Listed entries:
___

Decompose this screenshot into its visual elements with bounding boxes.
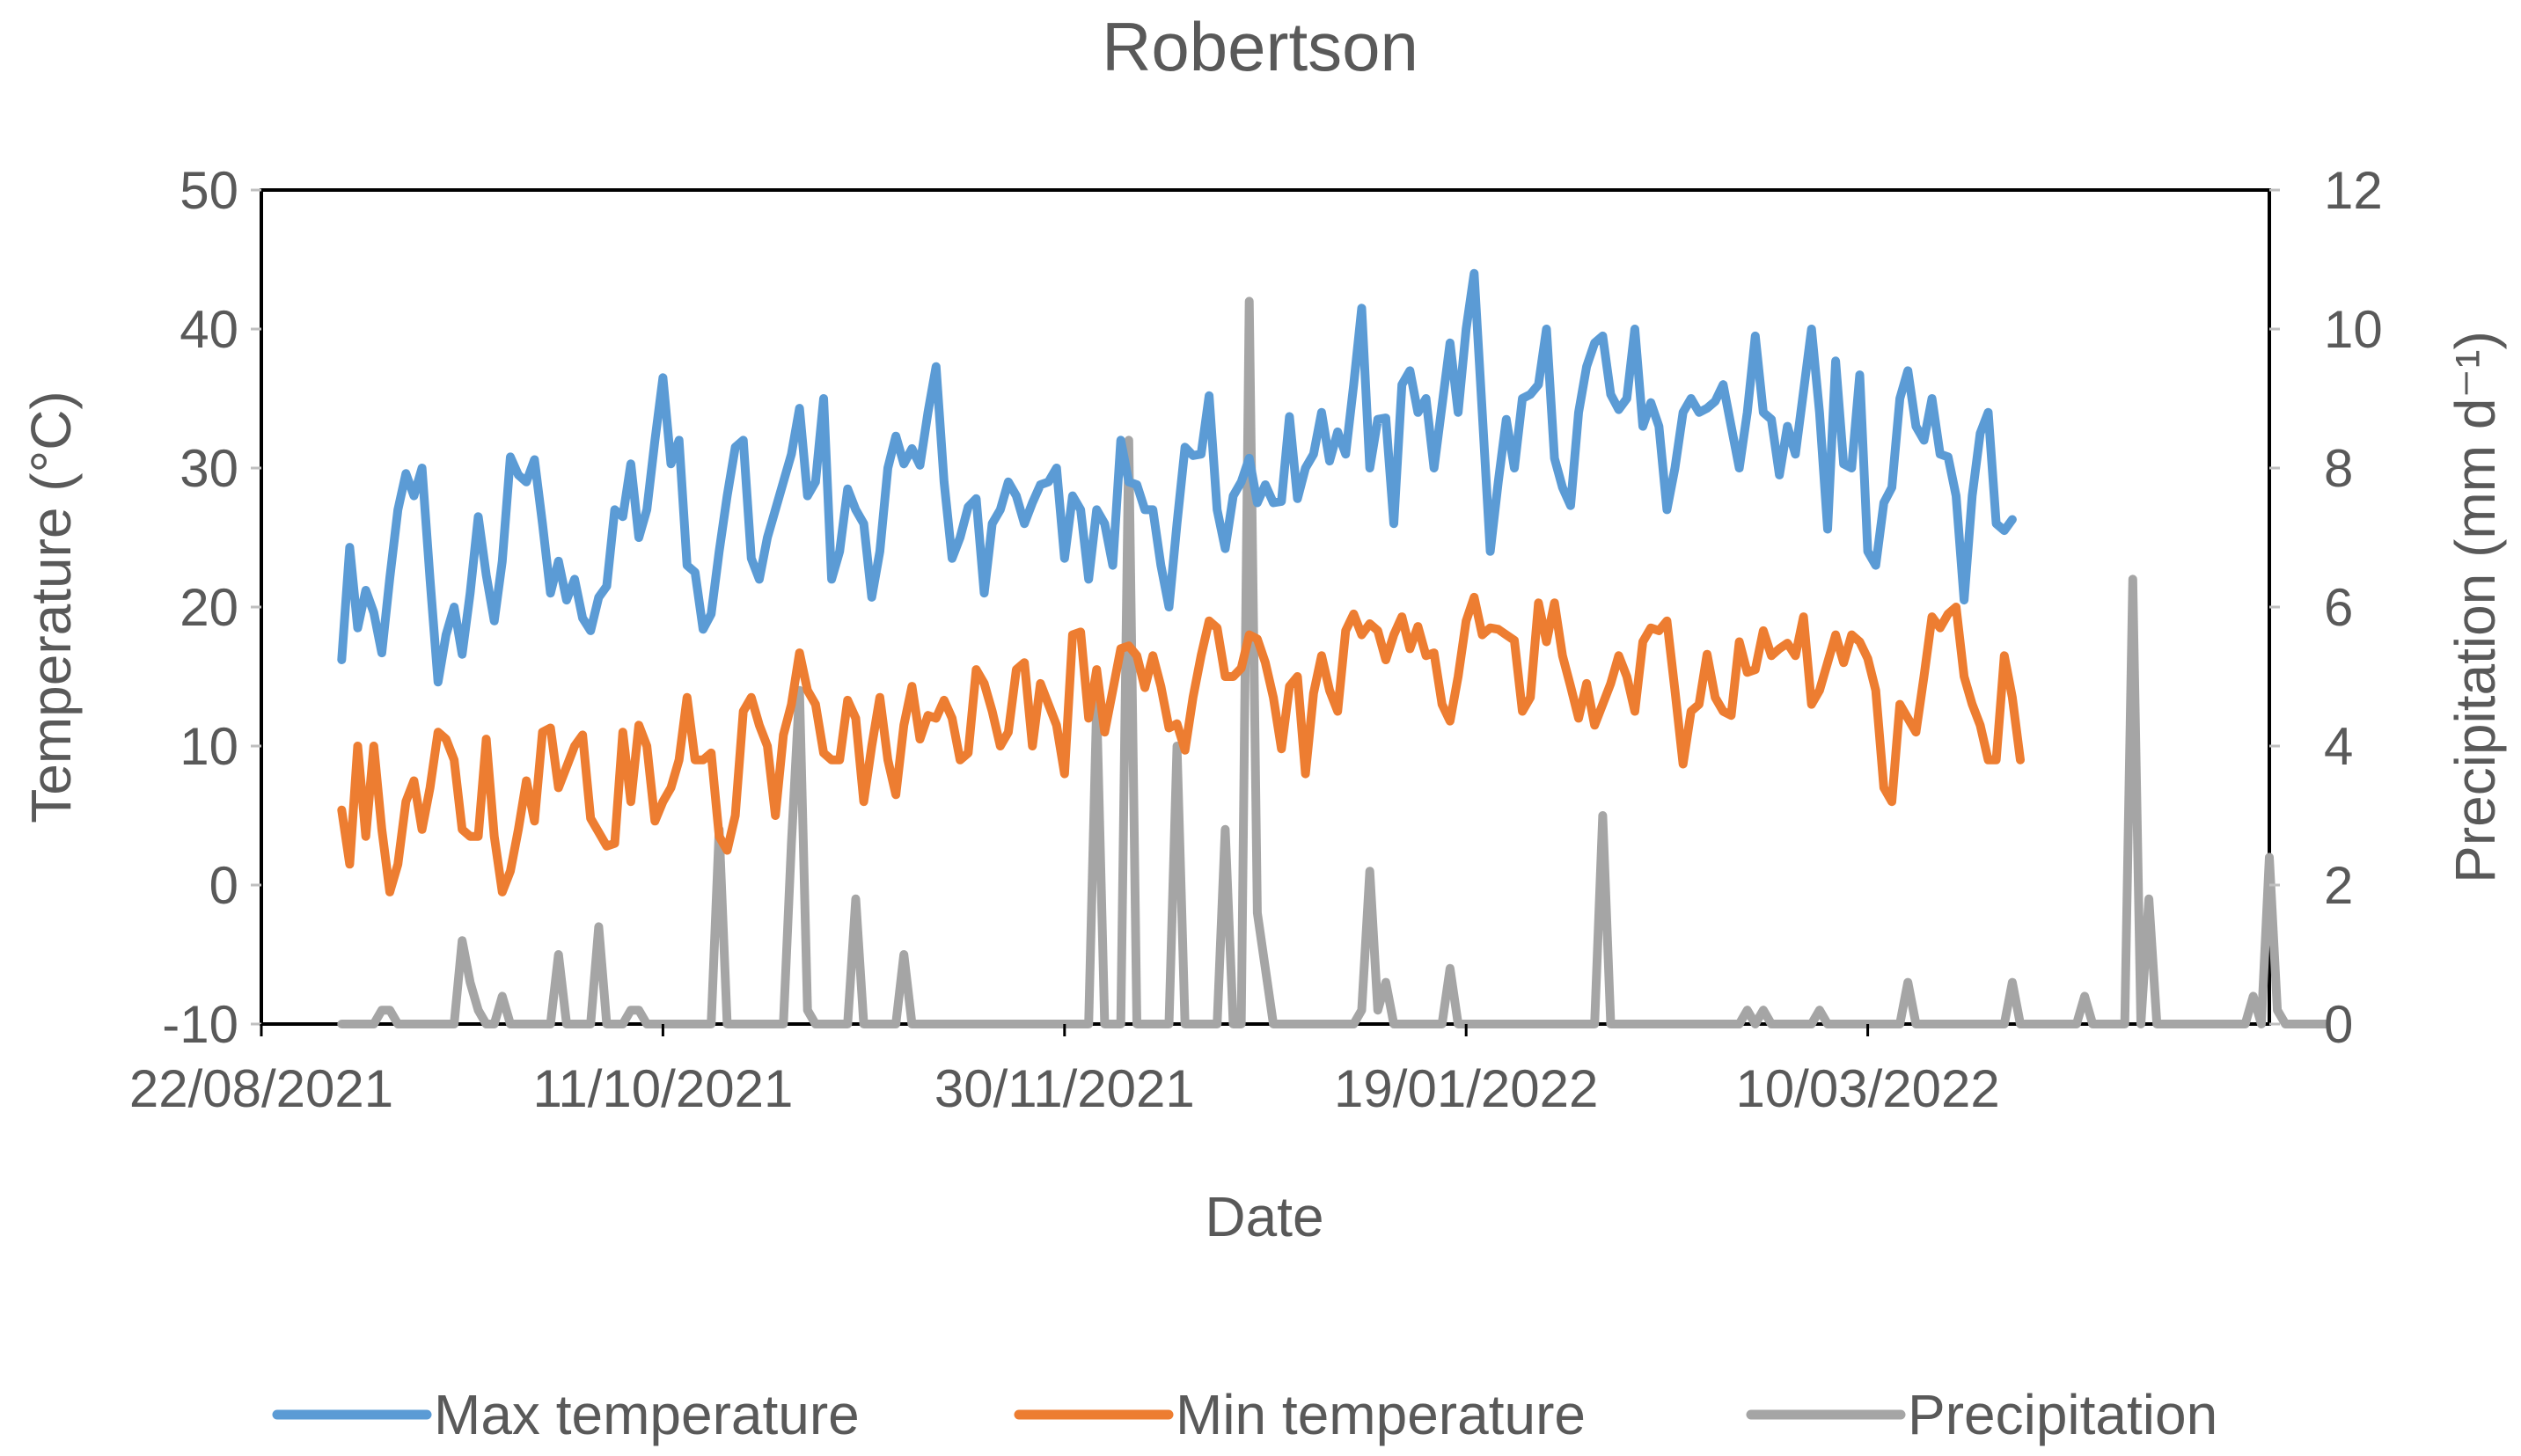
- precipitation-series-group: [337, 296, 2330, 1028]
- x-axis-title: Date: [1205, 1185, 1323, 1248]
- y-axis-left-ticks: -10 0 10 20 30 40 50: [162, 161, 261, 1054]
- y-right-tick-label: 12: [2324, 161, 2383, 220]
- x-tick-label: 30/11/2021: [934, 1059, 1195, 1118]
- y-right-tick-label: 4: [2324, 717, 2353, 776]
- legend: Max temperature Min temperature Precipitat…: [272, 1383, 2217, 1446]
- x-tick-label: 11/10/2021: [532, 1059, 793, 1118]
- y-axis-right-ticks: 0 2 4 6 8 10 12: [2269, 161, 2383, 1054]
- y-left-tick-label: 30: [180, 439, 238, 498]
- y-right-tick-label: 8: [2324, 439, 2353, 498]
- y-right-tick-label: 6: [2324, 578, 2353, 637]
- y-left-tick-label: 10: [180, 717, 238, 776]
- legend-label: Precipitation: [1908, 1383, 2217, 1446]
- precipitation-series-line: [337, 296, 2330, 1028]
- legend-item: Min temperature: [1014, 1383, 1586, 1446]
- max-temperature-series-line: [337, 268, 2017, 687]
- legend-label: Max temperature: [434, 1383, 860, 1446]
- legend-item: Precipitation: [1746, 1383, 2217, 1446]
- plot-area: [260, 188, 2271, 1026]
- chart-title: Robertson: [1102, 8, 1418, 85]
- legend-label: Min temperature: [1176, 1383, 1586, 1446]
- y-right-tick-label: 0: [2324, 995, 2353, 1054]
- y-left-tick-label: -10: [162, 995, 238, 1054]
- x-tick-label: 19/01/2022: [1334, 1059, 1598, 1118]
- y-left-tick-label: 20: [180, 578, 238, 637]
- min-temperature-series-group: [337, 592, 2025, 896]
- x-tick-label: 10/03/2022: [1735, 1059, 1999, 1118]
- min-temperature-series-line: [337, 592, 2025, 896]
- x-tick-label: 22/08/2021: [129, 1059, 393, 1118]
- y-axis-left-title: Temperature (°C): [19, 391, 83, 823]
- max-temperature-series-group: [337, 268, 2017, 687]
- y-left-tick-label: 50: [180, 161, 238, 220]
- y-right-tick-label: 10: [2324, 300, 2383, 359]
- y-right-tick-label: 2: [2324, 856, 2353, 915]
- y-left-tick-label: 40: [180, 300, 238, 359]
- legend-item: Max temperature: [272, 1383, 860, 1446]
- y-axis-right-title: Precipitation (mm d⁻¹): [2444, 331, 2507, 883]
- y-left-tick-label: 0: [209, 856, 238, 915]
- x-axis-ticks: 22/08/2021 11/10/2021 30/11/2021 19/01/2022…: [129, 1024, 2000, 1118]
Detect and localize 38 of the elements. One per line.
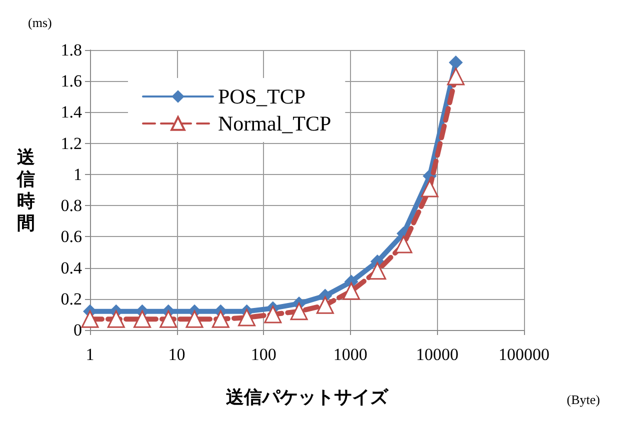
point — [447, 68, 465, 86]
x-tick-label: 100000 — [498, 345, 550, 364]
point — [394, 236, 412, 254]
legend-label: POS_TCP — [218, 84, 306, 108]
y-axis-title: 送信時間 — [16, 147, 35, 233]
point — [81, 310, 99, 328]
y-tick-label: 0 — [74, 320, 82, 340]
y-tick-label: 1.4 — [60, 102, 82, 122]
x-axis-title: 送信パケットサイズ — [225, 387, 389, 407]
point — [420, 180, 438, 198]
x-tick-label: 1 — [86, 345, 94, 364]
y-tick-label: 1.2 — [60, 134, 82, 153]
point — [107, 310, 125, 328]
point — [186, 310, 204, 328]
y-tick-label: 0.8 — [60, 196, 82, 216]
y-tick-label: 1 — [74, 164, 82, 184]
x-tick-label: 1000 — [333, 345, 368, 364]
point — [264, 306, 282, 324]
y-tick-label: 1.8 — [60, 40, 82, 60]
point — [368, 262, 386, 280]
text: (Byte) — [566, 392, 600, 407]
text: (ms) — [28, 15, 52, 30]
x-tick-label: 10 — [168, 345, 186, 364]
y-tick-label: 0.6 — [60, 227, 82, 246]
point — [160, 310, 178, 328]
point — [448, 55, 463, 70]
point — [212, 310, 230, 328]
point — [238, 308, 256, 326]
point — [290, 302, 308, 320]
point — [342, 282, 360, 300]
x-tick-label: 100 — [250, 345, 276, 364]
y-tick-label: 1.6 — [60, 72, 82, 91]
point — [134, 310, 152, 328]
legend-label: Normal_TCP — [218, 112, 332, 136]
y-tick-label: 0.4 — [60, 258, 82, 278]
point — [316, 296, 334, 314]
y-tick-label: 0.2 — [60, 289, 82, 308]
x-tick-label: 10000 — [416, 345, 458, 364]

___

Written task: Can you reproduce every line of the two entries above verbatim, leaving out the pictures?

Answer for this exercise:
Decompose this screenshot into its visual elements with bounding boxes.
- precipitation-series-group: [337, 296, 2330, 1028]
- x-axis-title: Date: [1205, 1185, 1323, 1248]
- y-axis-left-ticks: -10 0 10 20 30 40 50: [162, 161, 261, 1054]
- y-right-tick-label: 12: [2324, 161, 2383, 220]
- x-tick-label: 30/11/2021: [934, 1059, 1195, 1118]
- y-right-tick-label: 4: [2324, 717, 2353, 776]
- legend: Max temperature Min temperature Precipitat…: [272, 1383, 2217, 1446]
- x-tick-label: 11/10/2021: [532, 1059, 793, 1118]
- y-axis-right-ticks: 0 2 4 6 8 10 12: [2269, 161, 2383, 1054]
- y-left-tick-label: 30: [180, 439, 238, 498]
- y-right-tick-label: 8: [2324, 439, 2353, 498]
- y-right-tick-label: 6: [2324, 578, 2353, 637]
- y-left-tick-label: 10: [180, 717, 238, 776]
- legend-label: Precipitation: [1908, 1383, 2217, 1446]
- precipitation-series-line: [337, 296, 2330, 1028]
- legend-item: Min temperature: [1014, 1383, 1586, 1446]
- max-temperature-series-line: [337, 268, 2017, 687]
- legend-label: Max temperature: [434, 1383, 860, 1446]
- legend-item: Precipitation: [1746, 1383, 2217, 1446]
- plot-area: [260, 188, 2271, 1026]
- chart-title: Robertson: [1102, 8, 1418, 85]
- legend-label: Min temperature: [1176, 1383, 1586, 1446]
- y-right-tick-label: 0: [2324, 995, 2353, 1054]
- y-left-tick-label: -10: [162, 995, 238, 1054]
- x-tick-label: 19/01/2022: [1334, 1059, 1598, 1118]
- y-left-tick-label: 20: [180, 578, 238, 637]
- min-temperature-series-group: [337, 592, 2025, 896]
- x-tick-label: 10/03/2022: [1735, 1059, 1999, 1118]
- min-temperature-series-line: [337, 592, 2025, 896]
- x-tick-label: 22/08/2021: [129, 1059, 393, 1118]
- y-axis-left-title: Temperature (°C): [19, 391, 83, 823]
- max-temperature-series-group: [337, 268, 2017, 687]
- y-left-tick-label: 50: [180, 161, 238, 220]
- y-right-tick-label: 10: [2324, 300, 2383, 359]
- y-right-tick-label: 2: [2324, 856, 2353, 915]
- y-left-tick-label: 40: [180, 300, 238, 359]
- legend-item: Max temperature: [272, 1383, 860, 1446]
- y-axis-right-title: Precipitation (mm d⁻¹): [2444, 331, 2507, 883]
- y-left-tick-label: 0: [209, 856, 238, 915]
- x-axis-ticks: 22/08/2021 11/10/2021 30/11/2021 19/01/2022…: [129, 1024, 2000, 1118]
Detect and localize 38 of the elements. One per line.
point — [447, 68, 465, 86]
x-tick-label: 100000 — [498, 345, 550, 364]
point — [394, 236, 412, 254]
legend-label: POS_TCP — [218, 84, 306, 108]
y-axis-title: 送信時間 — [16, 147, 35, 233]
point — [81, 310, 99, 328]
y-tick-label: 0 — [74, 320, 82, 340]
y-tick-label: 1.4 — [60, 102, 82, 122]
x-axis-title: 送信パケットサイズ — [225, 387, 389, 407]
point — [420, 180, 438, 198]
x-tick-label: 1 — [86, 345, 94, 364]
y-tick-label: 1.2 — [60, 134, 82, 153]
point — [107, 310, 125, 328]
point — [186, 310, 204, 328]
y-tick-label: 0.8 — [60, 196, 82, 216]
y-tick-label: 1 — [74, 164, 82, 184]
x-tick-label: 1000 — [333, 345, 368, 364]
point — [264, 306, 282, 324]
y-tick-label: 1.8 — [60, 40, 82, 60]
point — [368, 262, 386, 280]
text: (Byte) — [566, 392, 600, 407]
text: (ms) — [28, 15, 52, 30]
x-tick-label: 10 — [168, 345, 186, 364]
y-tick-label: 0.6 — [60, 227, 82, 246]
point — [160, 310, 178, 328]
point — [448, 55, 463, 70]
point — [212, 310, 230, 328]
point — [238, 308, 256, 326]
point — [290, 302, 308, 320]
point — [342, 282, 360, 300]
x-tick-label: 100 — [250, 345, 276, 364]
y-tick-label: 1.6 — [60, 72, 82, 91]
point — [134, 310, 152, 328]
legend-label: Normal_TCP — [218, 112, 332, 136]
y-tick-label: 0.4 — [60, 258, 82, 278]
point — [316, 296, 334, 314]
y-tick-label: 0.2 — [60, 289, 82, 308]
x-tick-label: 10000 — [416, 345, 458, 364]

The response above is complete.